• [OBJECTIVE]
Go through the records underneath and write each one out again exactly.
-- Start INPUT --
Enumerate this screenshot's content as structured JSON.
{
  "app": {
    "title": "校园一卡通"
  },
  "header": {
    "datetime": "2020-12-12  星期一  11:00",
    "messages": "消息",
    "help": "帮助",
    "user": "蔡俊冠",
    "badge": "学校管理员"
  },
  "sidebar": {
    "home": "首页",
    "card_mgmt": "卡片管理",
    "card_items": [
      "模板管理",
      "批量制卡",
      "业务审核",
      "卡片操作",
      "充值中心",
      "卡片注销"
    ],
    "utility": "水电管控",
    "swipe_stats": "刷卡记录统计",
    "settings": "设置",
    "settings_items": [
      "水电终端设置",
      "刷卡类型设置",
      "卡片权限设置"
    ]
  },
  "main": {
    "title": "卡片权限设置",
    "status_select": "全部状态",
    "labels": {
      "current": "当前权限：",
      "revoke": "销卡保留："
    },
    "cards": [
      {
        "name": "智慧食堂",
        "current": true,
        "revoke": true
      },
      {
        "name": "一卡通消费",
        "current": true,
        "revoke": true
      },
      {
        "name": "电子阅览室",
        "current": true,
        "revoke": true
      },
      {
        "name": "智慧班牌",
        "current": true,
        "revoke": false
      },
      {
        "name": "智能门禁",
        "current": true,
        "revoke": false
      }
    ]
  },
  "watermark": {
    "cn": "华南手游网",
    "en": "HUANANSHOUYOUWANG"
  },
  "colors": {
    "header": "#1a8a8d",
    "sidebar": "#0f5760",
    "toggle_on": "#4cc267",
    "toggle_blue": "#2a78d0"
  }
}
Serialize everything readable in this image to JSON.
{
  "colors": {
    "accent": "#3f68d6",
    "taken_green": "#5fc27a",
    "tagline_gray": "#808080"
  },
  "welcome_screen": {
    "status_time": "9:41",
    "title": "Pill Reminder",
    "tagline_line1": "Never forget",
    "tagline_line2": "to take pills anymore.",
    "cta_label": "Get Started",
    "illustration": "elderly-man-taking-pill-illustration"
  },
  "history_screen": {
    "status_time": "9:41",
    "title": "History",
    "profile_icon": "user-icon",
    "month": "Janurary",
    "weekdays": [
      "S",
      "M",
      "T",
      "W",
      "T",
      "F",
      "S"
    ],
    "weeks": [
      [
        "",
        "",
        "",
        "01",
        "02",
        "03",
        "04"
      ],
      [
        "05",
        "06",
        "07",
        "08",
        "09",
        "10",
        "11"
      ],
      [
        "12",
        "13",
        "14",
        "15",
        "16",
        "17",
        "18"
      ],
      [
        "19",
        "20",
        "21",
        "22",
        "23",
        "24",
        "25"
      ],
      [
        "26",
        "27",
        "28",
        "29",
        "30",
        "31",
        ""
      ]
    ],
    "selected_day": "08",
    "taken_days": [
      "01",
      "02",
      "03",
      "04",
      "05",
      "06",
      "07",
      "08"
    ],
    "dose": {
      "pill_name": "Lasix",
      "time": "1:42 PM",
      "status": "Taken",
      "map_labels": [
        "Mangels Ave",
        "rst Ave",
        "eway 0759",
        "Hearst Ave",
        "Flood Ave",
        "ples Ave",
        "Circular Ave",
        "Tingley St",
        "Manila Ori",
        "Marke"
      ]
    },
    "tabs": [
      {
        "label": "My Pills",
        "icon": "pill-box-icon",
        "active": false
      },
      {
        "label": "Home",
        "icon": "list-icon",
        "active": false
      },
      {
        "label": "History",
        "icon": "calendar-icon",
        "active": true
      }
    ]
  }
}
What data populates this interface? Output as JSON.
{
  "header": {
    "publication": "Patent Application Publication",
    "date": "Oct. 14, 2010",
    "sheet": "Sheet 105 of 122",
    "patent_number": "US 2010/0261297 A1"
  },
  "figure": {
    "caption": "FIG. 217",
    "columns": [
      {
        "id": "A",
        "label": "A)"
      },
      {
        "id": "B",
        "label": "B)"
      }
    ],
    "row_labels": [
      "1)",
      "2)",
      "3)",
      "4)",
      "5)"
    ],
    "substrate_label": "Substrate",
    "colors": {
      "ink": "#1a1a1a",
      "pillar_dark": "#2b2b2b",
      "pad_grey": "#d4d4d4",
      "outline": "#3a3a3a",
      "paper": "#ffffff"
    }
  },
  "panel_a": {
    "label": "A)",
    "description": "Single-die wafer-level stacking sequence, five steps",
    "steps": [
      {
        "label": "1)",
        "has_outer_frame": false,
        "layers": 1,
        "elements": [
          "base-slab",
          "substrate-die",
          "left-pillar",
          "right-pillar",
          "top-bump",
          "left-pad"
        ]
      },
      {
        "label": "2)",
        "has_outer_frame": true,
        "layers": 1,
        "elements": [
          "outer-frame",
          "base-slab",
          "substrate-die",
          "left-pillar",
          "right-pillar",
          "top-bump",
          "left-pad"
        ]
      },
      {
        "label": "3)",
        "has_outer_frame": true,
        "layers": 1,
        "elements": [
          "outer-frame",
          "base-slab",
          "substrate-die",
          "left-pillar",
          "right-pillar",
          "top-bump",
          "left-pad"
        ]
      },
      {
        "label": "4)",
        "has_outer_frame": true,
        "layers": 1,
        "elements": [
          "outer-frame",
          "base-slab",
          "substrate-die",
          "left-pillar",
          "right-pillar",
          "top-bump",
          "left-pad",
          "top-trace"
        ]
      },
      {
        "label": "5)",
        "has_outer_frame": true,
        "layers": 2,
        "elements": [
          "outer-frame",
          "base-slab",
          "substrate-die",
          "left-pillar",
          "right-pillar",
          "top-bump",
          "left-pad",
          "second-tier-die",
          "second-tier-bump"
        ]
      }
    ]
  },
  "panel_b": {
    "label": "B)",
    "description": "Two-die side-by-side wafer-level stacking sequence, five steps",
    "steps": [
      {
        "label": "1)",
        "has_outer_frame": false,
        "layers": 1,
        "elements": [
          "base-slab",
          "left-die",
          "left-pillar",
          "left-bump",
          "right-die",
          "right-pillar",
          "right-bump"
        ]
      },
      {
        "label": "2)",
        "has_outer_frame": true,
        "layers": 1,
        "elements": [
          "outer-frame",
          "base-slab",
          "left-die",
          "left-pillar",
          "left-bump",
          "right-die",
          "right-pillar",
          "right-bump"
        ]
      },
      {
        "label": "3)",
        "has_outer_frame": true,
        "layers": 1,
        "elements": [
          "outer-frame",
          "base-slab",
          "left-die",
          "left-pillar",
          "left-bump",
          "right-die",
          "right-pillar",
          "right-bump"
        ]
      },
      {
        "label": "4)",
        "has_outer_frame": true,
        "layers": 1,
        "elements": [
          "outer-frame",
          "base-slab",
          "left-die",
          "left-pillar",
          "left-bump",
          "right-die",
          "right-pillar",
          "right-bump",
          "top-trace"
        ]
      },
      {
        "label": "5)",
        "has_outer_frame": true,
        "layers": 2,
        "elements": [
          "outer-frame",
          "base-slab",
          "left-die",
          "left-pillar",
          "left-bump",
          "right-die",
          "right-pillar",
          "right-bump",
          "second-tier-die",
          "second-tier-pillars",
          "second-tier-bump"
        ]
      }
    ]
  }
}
-- End INPUT --
• [EXERCISE RESULT]
Enumerate this screenshot's content as structured JSON.
{
  "app": {
    "title": "校园一卡通"
  },
  "header": {
    "datetime": "2020-12-12  星期一  11:00",
    "messages": "消息",
    "help": "帮助",
    "user": "蔡俊冠",
    "badge": "学校管理员"
  },
  "sidebar": {
    "home": "首页",
    "card_mgmt": "卡片管理",
    "card_items": [
      "模板管理",
      "批量制卡",
      "业务审核",
      "卡片操作",
      "充值中心",
      "卡片注销"
    ],
    "utility": "水电管控",
    "swipe_stats": "刷卡记录统计",
    "settings": "设置",
    "settings_items": [
      "水电终端设置",
      "刷卡类型设置",
      "卡片权限设置"
    ]
  },
  "main": {
    "title": "卡片权限设置",
    "status_select": "全部状态",
    "labels": {
      "current": "当前权限：",
      "revoke": "销卡保留："
    },
    "cards": [
      {
        "name": "智慧食堂",
        "current": true,
        "revoke": true
      },
      {
        "name": "一卡通消费",
        "current": true,
        "revoke": true
      },
      {
        "name": "电子阅览室",
        "current": true,
        "revoke": true
      },
      {
        "name": "智慧班牌",
        "current": true,
        "revoke": false
      },
      {
        "name": "智能门禁",
        "current": true,
        "revoke": false
      }
    ]
  },
  "watermark": {
    "cn": "华南手游网",
    "en": "HUANANSHOUYOUWANG"
  },
  "colors": {
    "header": "#1a8a8d",
    "sidebar": "#0f5760",
    "toggle_on": "#4cc267",
    "toggle_blue": "#2a78d0"
  }
}
Serialize everything readable in this image to JSON.
{
  "colors": {
    "accent": "#3f68d6",
    "taken_green": "#5fc27a",
    "tagline_gray": "#808080"
  },
  "welcome_screen": {
    "status_time": "9:41",
    "title": "Pill Reminder",
    "tagline_line1": "Never forget",
    "tagline_line2": "to take pills anymore.",
    "cta_label": "Get Started",
    "illustration": "elderly-man-taking-pill-illustration"
  },
  "history_screen": {
    "status_time": "9:41",
    "title": "History",
    "profile_icon": "user-icon",
    "month": "Janurary",
    "weekdays": [
      "S",
      "M",
      "T",
      "W",
      "T",
      "F",
      "S"
    ],
    "weeks": [
      [
        "",
        "",
        "",
        "01",
        "02",
        "03",
        "04"
      ],
      [
        "05",
        "06",
        "07",
        "08",
        "09",
        "10",
        "11"
      ],
      [
        "12",
        "13",
        "14",
        "15",
        "16",
        "17",
        "18"
      ],
      [
        "19",
        "20",
        "21",
        "22",
        "23",
        "24",
        "25"
      ],
      [
        "26",
        "27",
        "28",
        "29",
        "30",
        "31",
        ""
      ]
    ],
    "selected_day": "08",
    "taken_days": [
      "01",
      "02",
      "03",
      "04",
      "05",
      "06",
      "07",
      "08"
    ],
    "dose": {
      "pill_name": "Lasix",
      "time": "1:42 PM",
      "status": "Taken",
      "map_labels": [
        "Mangels Ave",
        "rst Ave",
        "eway 0759",
        "Hearst Ave",
        "Flood Ave",
        "ples Ave",
        "Circular Ave",
        "Tingley St",
        "Manila Ori",
        "Marke"
      ]
    },
    "tabs": [
      {
        "label": "My Pills",
        "icon": "pill-box-icon",
        "active": false
      },
      {
        "label": "Home",
        "icon": "list-icon",
        "active": false
      },
      {
        "label": "History",
        "icon": "calendar-icon",
        "active": true
      }
    ]
  }
}
What data populates this interface? Output as JSON.
{
  "header": {
    "publication": "Patent Application Publication",
    "date": "Oct. 14, 2010",
    "sheet": "Sheet 105 of 122",
    "patent_number": "US 2010/0261297 A1"
  },
  "figure": {
    "caption": "FIG. 217",
    "columns": [
      {
        "id": "A",
        "label": "A)"
      },
      {
        "id": "B",
        "label": "B)"
      }
    ],
    "row_labels": [
      "1)",
      "2)",
      "3)",
      "4)",
      "5)"
    ],
    "substrate_label": "Substrate",
    "colors": {
      "ink": "#1a1a1a",
      "pillar_dark": "#2b2b2b",
      "pad_grey": "#d4d4d4",
      "outline": "#3a3a3a",
      "paper": "#ffffff"
    }
  },
  "panel_a": {
    "label": "A)",
    "description": "Single-die wafer-level stacking sequence, five steps",
    "steps": [
      {
        "label": "1)",
        "has_outer_frame": false,
        "layers": 1,
        "elements": [
          "base-slab",
          "substrate-die",
          "left-pillar",
          "right-pillar",
          "top-bump",
          "left-pad"
        ]
      },
      {
        "label": "2)",
        "has_outer_frame": true,
        "layers": 1,
        "elements": [
          "outer-frame",
          "base-slab",
          "substrate-die",
          "left-pillar",
          "right-pillar",
          "top-bump",
          "left-pad"
        ]
      },
      {
        "label": "3)",
        "has_outer_frame": true,
        "layers": 1,
        "elements": [
          "outer-frame",
          "base-slab",
          "substrate-die",
          "left-pillar",
          "right-pillar",
          "top-bump",
          "left-pad"
        ]
      },
      {
        "label": "4)",
        "has_outer_frame": true,
        "layers": 1,
        "elements": [
          "outer-frame",
          "base-slab",
          "substrate-die",
          "left-pillar",
          "right-pillar",
          "top-bump",
          "left-pad",
          "top-trace"
        ]
      },
      {
        "label": "5)",
        "has_outer_frame": true,
        "layers": 2,
        "elements": [
          "outer-frame",
          "base-slab",
          "substrate-die",
          "left-pillar",
          "right-pillar",
          "top-bump",
          "left-pad",
          "second-tier-die",
          "second-tier-bump"
        ]
      }
    ]
  },
  "panel_b": {
    "label": "B)",
    "description": "Two-die side-by-side wafer-level stacking sequence, five steps",
    "steps": [
      {
        "label": "1)",
        "has_outer_frame": false,
        "layers": 1,
        "elements": [
          "base-slab",
          "left-die",
          "left-pillar",
          "left-bump",
          "right-die",
          "right-pillar",
          "right-bump"
        ]
      },
      {
        "label": "2)",
        "has_outer_frame": true,
        "layers": 1,
        "elements": [
          "outer-frame",
          "base-slab",
          "left-die",
          "left-pillar",
          "left-bump",
          "right-die",
          "right-pillar",
          "right-bump"
        ]
      },
      {
        "label": "3)",
        "has_outer_frame": true,
        "layers": 1,
        "elements": [
          "outer-frame",
          "base-slab",
          "left-die",
          "left-pillar",
          "left-bump",
          "right-die",
          "right-pillar",
          "right-bump"
        ]
      },
      {
        "label": "4)",
        "has_outer_frame": true,
        "layers": 1,
        "elements": [
          "outer-frame",
          "base-slab",
          "left-die",
          "left-pillar",
          "left-bump",
          "right-die",
          "right-pillar",
          "right-bump",
          "top-trace"
        ]
      },
      {
        "label": "5)",
        "has_outer_frame": true,
        "layers": 2,
        "elements": [
          "outer-frame",
          "base-slab",
          "left-die",
          "left-pillar",
          "left-bump",
          "right-die",
          "right-pillar",
          "right-bump",
          "second-tier-die",
          "second-tier-pillars",
          "second-tier-bump"
        ]
      }
    ]
  }
}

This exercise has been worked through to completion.